Records about charts and figures:
——

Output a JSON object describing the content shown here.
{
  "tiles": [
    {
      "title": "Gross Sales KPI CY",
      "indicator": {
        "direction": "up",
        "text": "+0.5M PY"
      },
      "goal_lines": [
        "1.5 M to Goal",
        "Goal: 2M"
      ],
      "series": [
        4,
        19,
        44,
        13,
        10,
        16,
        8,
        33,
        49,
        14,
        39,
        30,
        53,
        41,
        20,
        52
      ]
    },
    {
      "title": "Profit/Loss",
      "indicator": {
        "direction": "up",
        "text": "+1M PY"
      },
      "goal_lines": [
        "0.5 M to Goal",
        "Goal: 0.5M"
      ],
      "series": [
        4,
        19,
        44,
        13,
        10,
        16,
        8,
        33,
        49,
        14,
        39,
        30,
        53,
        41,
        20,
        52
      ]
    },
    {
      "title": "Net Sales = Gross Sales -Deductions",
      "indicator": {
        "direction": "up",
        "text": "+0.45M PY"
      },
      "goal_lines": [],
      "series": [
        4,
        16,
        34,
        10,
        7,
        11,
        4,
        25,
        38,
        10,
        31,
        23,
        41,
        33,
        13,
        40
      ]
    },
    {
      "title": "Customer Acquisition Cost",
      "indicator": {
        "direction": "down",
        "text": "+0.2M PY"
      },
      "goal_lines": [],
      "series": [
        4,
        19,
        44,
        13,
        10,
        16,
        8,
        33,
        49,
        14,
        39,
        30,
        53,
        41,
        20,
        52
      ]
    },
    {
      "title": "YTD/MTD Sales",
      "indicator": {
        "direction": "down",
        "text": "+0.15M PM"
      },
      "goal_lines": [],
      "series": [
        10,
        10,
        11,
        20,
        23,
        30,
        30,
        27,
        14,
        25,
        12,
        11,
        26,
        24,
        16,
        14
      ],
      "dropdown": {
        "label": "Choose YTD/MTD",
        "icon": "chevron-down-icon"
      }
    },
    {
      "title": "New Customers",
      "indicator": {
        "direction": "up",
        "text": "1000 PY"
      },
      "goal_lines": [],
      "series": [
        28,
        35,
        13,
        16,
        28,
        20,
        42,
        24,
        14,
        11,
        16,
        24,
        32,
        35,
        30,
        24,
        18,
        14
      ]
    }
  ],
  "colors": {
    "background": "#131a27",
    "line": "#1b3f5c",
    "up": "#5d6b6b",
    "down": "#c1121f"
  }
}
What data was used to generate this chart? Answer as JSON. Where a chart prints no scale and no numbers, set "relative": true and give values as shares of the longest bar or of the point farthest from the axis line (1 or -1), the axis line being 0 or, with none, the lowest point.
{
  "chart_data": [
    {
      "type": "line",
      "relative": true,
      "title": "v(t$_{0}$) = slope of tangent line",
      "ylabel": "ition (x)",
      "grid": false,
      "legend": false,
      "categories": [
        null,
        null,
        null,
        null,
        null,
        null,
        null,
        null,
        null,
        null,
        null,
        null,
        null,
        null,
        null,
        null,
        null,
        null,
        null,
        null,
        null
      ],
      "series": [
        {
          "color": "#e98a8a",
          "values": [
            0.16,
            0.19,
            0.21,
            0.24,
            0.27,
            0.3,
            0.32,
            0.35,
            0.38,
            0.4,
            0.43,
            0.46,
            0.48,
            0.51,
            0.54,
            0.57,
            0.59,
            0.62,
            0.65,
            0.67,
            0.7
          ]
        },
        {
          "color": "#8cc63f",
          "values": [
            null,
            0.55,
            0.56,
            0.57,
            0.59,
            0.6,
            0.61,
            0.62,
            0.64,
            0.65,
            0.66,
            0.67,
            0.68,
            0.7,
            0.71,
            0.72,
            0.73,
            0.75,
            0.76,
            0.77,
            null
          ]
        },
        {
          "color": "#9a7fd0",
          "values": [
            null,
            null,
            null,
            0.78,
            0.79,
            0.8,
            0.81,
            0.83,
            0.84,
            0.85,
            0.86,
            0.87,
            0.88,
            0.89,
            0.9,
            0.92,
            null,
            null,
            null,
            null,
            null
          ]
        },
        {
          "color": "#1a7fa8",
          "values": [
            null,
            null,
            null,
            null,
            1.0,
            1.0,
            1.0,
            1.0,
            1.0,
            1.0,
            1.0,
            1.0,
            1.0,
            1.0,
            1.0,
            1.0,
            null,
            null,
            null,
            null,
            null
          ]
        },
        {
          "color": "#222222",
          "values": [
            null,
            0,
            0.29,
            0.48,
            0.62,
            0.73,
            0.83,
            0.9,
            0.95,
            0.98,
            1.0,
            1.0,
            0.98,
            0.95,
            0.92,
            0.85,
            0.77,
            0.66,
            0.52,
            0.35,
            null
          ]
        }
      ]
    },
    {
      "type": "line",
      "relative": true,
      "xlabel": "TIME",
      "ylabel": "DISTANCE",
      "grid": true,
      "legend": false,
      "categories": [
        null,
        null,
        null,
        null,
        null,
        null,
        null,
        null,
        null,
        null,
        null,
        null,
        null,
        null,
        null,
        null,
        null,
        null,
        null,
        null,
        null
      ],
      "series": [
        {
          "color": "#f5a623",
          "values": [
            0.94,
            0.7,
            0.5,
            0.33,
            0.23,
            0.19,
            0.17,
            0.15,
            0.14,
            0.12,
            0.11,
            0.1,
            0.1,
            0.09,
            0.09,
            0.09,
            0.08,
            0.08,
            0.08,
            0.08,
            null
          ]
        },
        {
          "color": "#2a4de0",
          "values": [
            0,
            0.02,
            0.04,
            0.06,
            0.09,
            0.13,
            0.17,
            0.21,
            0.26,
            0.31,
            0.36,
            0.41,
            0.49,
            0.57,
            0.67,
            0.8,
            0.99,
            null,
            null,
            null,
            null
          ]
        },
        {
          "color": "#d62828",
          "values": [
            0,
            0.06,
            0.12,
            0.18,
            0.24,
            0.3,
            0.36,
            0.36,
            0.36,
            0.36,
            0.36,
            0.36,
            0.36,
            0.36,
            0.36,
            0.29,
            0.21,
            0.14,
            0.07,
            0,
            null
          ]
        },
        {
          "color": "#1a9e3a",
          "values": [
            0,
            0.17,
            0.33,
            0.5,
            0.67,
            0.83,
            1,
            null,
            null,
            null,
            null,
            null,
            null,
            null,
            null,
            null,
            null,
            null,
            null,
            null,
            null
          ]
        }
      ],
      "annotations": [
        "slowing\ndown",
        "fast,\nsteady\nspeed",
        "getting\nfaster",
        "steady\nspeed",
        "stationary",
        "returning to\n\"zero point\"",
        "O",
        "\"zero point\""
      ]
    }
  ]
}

——

Each record above should be repeated exactly as it appears.

Task solution:
Output a JSON object describing the content shown here.
{
  "tiles": [
    {
      "title": "Gross Sales KPI CY",
      "indicator": {
        "direction": "up",
        "text": "+0.5M PY"
      },
      "goal_lines": [
        "1.5 M to Goal",
        "Goal: 2M"
      ],
      "series": [
        4,
        19,
        44,
        13,
        10,
        16,
        8,
        33,
        49,
        14,
        39,
        30,
        53,
        41,
        20,
        52
      ]
    },
    {
      "title": "Profit/Loss",
      "indicator": {
        "direction": "up",
        "text": "+1M PY"
      },
      "goal_lines": [
        "0.5 M to Goal",
        "Goal: 0.5M"
      ],
      "series": [
        4,
        19,
        44,
        13,
        10,
        16,
        8,
        33,
        49,
        14,
        39,
        30,
        53,
        41,
        20,
        52
      ]
    },
    {
      "title": "Net Sales = Gross Sales -Deductions",
      "indicator": {
        "direction": "up",
        "text": "+0.45M PY"
      },
      "goal_lines": [],
      "series": [
        4,
        16,
        34,
        10,
        7,
        11,
        4,
        25,
        38,
        10,
        31,
        23,
        41,
        33,
        13,
        40
      ]
    },
    {
      "title": "Customer Acquisition Cost",
      "indicator": {
        "direction": "down",
        "text": "+0.2M PY"
      },
      "goal_lines": [],
      "series": [
        4,
        19,
        44,
        13,
        10,
        16,
        8,
        33,
        49,
        14,
        39,
        30,
        53,
        41,
        20,
        52
      ]
    },
    {
      "title": "YTD/MTD Sales",
      "indicator": {
        "direction": "down",
        "text": "+0.15M PM"
      },
      "goal_lines": [],
      "series": [
        10,
        10,
        11,
        20,
        23,
        30,
        30,
        27,
        14,
        25,
        12,
        11,
        26,
        24,
        16,
        14
      ],
      "dropdown": {
        "label": "Choose YTD/MTD",
        "icon": "chevron-down-icon"
      }
    },
    {
      "title": "New Customers",
      "indicator": {
        "direction": "up",
        "text": "1000 PY"
      },
      "goal_lines": [],
      "series": [
        28,
        35,
        13,
        16,
        28,
        20,
        42,
        24,
        14,
        11,
        16,
        24,
        32,
        35,
        30,
        24,
        18,
        14
      ]
    }
  ],
  "colors": {
    "background": "#131a27",
    "line": "#1b3f5c",
    "up": "#5d6b6b",
    "down": "#c1121f"
  }
}
What data was used to generate this chart? Answer as JSON. Where a chart prints no scale and no numbers, set "relative": true and give values as shares of the longest bar or of the point farthest from the axis line (1 or -1), the axis line being 0 or, with none, the lowest point.
{
  "chart_data": [
    {
      "type": "line",
      "relative": true,
      "title": "v(t$_{0}$) = slope of tangent line",
      "ylabel": "ition (x)",
      "grid": false,
      "legend": false,
      "categories": [
        null,
        null,
        null,
        null,
        null,
        null,
        null,
        null,
        null,
        null,
        null,
        null,
        null,
        null,
        null,
        null,
        null,
        null,
        null,
        null,
        null
      ],
      "series": [
        {
          "color": "#e98a8a",
          "values": [
            0.16,
            0.19,
            0.21,
            0.24,
            0.27,
            0.3,
            0.32,
            0.35,
            0.38,
            0.4,
            0.43,
            0.46,
            0.48,
            0.51,
            0.54,
            0.57,
            0.59,
            0.62,
            0.65,
            0.67,
            0.7
          ]
        },
        {
          "color": "#8cc63f",
          "values": [
            null,
            0.55,
            0.56,
            0.57,
            0.59,
            0.6,
            0.61,
            0.62,
            0.64,
            0.65,
            0.66,
            0.67,
            0.68,
            0.7,
            0.71,
            0.72,
            0.73,
            0.75,
            0.76,
            0.77,
            null
          ]
        },
        {
          "color": "#9a7fd0",
          "values": [
            null,
            null,
            null,
            0.78,
            0.79,
            0.8,
            0.81,
            0.83,
            0.84,
            0.85,
            0.86,
            0.87,
            0.88,
            0.89,
            0.9,
            0.92,
            null,
            null,
            null,
            null,
            null
          ]
        },
        {
          "color": "#1a7fa8",
          "values": [
            null,
            null,
            null,
            null,
            1.0,
            1.0,
            1.0,
            1.0,
            1.0,
            1.0,
            1.0,
            1.0,
            1.0,
            1.0,
            1.0,
            1.0,
            null,
            null,
            null,
            null,
            null
          ]
        },
        {
          "color": "#222222",
          "values": [
            null,
            0,
            0.29,
            0.48,
            0.62,
            0.73,
            0.83,
            0.9,
            0.95,
            0.98,
            1.0,
            1.0,
            0.98,
            0.95,
            0.92,
            0.85,
            0.77,
            0.66,
            0.52,
            0.35,
            null
          ]
        }
      ]
    },
    {
      "type": "line",
      "relative": true,
      "xlabel": "TIME",
      "ylabel": "DISTANCE",
      "grid": true,
      "legend": false,
      "categories": [
        null,
        null,
        null,
        null,
        null,
        null,
        null,
        null,
        null,
        null,
        null,
        null,
        null,
        null,
        null,
        null,
        null,
        null,
        null,
        null,
        null
      ],
      "series": [
        {
          "color": "#f5a623",
          "values": [
            0.94,
            0.7,
            0.5,
            0.33,
            0.23,
            0.19,
            0.17,
            0.15,
            0.14,
            0.12,
            0.11,
            0.1,
            0.1,
            0.09,
            0.09,
            0.09,
            0.08,
            0.08,
            0.08,
            0.08,
            null
          ]
        },
        {
          "color": "#2a4de0",
          "values": [
            0,
            0.02,
            0.04,
            0.06,
            0.09,
            0.13,
            0.17,
            0.21,
            0.26,
            0.31,
            0.36,
            0.41,
            0.49,
            0.57,
            0.67,
            0.8,
            0.99,
            null,
            null,
            null,
            null
          ]
        },
        {
          "color": "#d62828",
          "values": [
            0,
            0.06,
            0.12,
            0.18,
            0.24,
            0.3,
            0.36,
            0.36,
            0.36,
            0.36,
            0.36,
            0.36,
            0.36,
            0.36,
            0.36,
            0.29,
            0.21,
            0.14,
            0.07,
            0,
            null
          ]
        },
        {
          "color": "#1a9e3a",
          "values": [
            0,
            0.17,
            0.33,
            0.5,
            0.67,
            0.83,
            1,
            null,
            null,
            null,
            null,
            null,
            null,
            null,
            null,
            null,
            null,
            null,
            null,
            null,
            null
          ]
        }
      ],
      "annotations": [
        "slowing\ndown",
        "fast,\nsteady\nspeed",
        "getting\nfaster",
        "steady\nspeed",
        "stationary",
        "returning to\n\"zero point\"",
        "O",
        "\"zero point\""
      ]
    }
  ]
}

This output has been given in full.